◆ **VORGEGEBENER TEXT**:
-=-=-
Ein Feldwebel Müller, der sich vor ein paar Tagen in der dicken Kladde verewigt hat, scheint immer noch nichts begriffen zu haben: „Schade daß für die deutschen Soldaten, die besten der Welt, keine Gedenkstätte errichtet worden ist.“ Aber Seelow ist nicht zu einem Wallfahrtsort der Unbelehrbaren geworden. 35 000 Besucher kamen 1994, am Ende dieses Gedenkjahres werden es vermutlich noch mehr sein. Statt Brigaden, Jugendweihe-Gruppen und NVA-Abordnungen kommen heute vor allem Einzelbesucher. Das 1972 eingerichtete Museum, ausschließlich den Ruhmestaten der heldenhaften Sowjetarmee gewidmet, versucht die Geschehnisse des Frühjahrs 1945 nun ideologiefrei darzustellen. Der Zahl der gefallenen „Faschisten“ wurde früher schamvoll verschwiegen.
-=-=-
◆ **AUFGABE 1**: Übertrage die Zeilen zur Übung unverändert. Beginne mit der ersten dieser Zeilen und endet mit der Zeile, die „table-cell[interactable]: 0 [515, 299, 534, 317]“ enthält.
◆ **AUFGABE 2**: Schreibe den Text über das Museum in Seelow im Anschluss an seinen letzten Satz weiter.

◆ **ZEILEN ZUR ÜBUNG**:
-=-=-
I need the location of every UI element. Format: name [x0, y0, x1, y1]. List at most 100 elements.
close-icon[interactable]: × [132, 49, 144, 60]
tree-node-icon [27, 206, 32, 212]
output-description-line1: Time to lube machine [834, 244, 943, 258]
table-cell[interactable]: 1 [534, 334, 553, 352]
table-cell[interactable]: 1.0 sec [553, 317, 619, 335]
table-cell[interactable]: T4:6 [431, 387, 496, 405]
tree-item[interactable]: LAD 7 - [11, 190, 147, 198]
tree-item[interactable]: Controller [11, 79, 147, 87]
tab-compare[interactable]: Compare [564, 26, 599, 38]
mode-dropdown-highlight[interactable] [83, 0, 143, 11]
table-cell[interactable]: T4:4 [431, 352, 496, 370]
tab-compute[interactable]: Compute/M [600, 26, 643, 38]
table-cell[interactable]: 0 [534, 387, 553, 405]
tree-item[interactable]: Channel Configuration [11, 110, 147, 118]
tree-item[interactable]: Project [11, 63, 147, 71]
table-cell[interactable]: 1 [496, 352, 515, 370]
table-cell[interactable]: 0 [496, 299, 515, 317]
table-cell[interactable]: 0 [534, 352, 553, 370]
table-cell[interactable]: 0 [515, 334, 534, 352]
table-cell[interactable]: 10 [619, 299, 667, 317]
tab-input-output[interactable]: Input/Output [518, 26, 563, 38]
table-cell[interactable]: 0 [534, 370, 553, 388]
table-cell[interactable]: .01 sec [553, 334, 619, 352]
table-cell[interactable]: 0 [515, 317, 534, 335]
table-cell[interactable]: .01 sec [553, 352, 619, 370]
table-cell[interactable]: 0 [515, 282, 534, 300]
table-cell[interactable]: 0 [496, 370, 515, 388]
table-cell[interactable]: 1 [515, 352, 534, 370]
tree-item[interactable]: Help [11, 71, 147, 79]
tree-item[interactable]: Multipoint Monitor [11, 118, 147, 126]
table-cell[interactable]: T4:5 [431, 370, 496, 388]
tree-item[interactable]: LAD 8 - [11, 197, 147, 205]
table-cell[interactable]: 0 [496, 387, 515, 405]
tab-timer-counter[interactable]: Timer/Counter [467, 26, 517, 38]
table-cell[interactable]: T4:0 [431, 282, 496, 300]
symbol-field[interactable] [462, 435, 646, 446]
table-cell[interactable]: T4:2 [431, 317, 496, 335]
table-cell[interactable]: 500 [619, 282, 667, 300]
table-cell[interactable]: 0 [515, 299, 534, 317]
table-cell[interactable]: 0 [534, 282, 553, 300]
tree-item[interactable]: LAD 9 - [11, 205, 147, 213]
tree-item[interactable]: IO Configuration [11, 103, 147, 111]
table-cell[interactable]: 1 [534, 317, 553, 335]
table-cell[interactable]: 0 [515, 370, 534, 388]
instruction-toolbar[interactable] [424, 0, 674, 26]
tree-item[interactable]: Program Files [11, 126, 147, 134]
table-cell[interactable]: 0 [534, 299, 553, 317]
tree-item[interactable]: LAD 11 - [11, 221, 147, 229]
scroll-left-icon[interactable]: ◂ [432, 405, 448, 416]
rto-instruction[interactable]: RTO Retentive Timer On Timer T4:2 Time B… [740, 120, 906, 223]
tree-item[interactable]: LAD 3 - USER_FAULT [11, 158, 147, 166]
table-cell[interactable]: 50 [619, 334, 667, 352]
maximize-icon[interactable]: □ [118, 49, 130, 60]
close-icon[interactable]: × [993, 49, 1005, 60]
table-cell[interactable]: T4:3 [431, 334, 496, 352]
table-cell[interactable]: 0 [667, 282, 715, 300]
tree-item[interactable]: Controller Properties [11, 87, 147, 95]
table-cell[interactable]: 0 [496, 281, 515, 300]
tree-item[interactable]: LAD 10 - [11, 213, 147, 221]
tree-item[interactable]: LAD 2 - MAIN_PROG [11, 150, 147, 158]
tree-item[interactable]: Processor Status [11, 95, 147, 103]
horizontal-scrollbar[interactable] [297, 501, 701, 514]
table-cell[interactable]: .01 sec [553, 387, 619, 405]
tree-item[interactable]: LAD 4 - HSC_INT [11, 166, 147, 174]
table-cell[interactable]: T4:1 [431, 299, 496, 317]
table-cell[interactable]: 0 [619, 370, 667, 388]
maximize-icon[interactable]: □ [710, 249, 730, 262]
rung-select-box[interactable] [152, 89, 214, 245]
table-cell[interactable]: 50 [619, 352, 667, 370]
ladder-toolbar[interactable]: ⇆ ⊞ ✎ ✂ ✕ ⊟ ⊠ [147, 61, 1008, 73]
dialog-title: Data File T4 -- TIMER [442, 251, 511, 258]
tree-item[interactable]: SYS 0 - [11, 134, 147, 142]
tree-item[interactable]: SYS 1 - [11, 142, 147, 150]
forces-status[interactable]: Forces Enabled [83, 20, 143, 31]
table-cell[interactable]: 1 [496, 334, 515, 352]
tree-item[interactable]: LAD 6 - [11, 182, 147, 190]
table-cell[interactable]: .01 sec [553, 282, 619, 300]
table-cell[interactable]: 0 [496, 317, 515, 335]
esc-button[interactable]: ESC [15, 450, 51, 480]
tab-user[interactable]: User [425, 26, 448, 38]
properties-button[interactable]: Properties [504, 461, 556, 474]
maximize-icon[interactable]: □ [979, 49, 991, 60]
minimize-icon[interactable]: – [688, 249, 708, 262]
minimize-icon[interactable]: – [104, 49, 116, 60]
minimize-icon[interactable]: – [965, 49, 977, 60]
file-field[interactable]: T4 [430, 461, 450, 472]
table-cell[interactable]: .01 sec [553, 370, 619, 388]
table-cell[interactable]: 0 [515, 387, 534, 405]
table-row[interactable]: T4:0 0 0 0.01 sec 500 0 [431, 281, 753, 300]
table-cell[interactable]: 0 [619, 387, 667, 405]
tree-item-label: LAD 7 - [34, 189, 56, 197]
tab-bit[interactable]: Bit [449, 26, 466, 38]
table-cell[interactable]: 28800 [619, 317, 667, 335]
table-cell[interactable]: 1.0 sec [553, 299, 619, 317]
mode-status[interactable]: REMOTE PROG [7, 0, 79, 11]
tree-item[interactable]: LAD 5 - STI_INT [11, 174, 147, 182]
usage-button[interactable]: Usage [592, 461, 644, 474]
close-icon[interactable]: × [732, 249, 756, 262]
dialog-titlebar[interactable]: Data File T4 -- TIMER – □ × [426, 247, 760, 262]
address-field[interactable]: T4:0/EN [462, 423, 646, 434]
-=-=-
◆ **LÖSUNG 1**:
I need the location of every UI element. Format: name [x0, y0, x1, y1]. List at most 100 elements.
close-icon[interactable]: × [132, 49, 144, 60]
tree-node-icon [27, 206, 32, 212]
output-description-line1: Time to lube machine [834, 244, 943, 258]
table-cell[interactable]: 1 [534, 334, 553, 352]
table-cell[interactable]: 1.0 sec [553, 317, 619, 335]
table-cell[interactable]: T4:6 [431, 387, 496, 405]
tree-item[interactable]: LAD 7 - [11, 190, 147, 198]
tree-item[interactable]: Controller [11, 79, 147, 87]
tab-compare[interactable]: Compare [564, 26, 599, 38]
mode-dropdown-highlight[interactable] [83, 0, 143, 11]
table-cell[interactable]: T4:4 [431, 352, 496, 370]
tab-compute[interactable]: Compute/M [600, 26, 643, 38]
table-cell[interactable]: 0 [534, 387, 553, 405]
tree-item[interactable]: Channel Configuration [11, 110, 147, 118]
tree-item[interactable]: Project [11, 63, 147, 71]
table-cell[interactable]: 1 [496, 352, 515, 370]
table-cell[interactable]: 0 [496, 299, 515, 317]
table-cell[interactable]: 0 [534, 352, 553, 370]
table-cell[interactable]: 0 [515, 334, 534, 352]
table-cell[interactable]: 10 [619, 299, 667, 317]
tab-input-output[interactable]: Input/Output [518, 26, 563, 38]
table-cell[interactable]: 0 [534, 370, 553, 388]
table-cell[interactable]: .01 sec [553, 334, 619, 352]
table-cell[interactable]: 0 [515, 317, 534, 335]
table-cell[interactable]: .01 sec [553, 352, 619, 370]
table-cell[interactable]: 0 [515, 282, 534, 300]
table-cell[interactable]: 0 [496, 370, 515, 388]
table-cell[interactable]: 1 [515, 352, 534, 370]
tree-item[interactable]: Help [11, 71, 147, 79]
tree-item[interactable]: Multipoint Monitor [11, 118, 147, 126]
table-cell[interactable]: T4:5 [431, 370, 496, 388]
tree-item[interactable]: LAD 8 - [11, 197, 147, 205]
table-cell[interactable]: 0 [496, 387, 515, 405]
tab-timer-counter[interactable]: Timer/Counter [467, 26, 517, 38]
table-cell[interactable]: T4:0 [431, 282, 496, 300]
symbol-field[interactable] [462, 435, 646, 446]
table-cell[interactable]: T4:2 [431, 317, 496, 335]
table-cell[interactable]: 500 [619, 282, 667, 300]
table-cell[interactable]: 0 [515, 299, 534, 317]

◆ **LÖSUNG 2**:
Die eigentliche Gedenkstätte ist unverändert geblieben, nur die Fahnenstangen stehen verwaist da. Frische Rosen schmücken mehrere russische Gräber. Auf das einstige Schlachtfeld blickt von einem hohen Steinsockel ein bronzener Panzersoldat hinunter. „Ihr gabt euer Leben, uns von Faschismus und Krieg zu befreien. Was in euch brannte, soll in uns Fackel sein“ ist in großen Lettern in das Ehrenmal eingemeißelt.
Aber es gibt auch neue Töne. Seelow, heißt es in einer gerade fertiggestellten Filmdokumentation, sei auch zum Symbol dafür geworden, wie schwer ein Krieg zu beenden ist.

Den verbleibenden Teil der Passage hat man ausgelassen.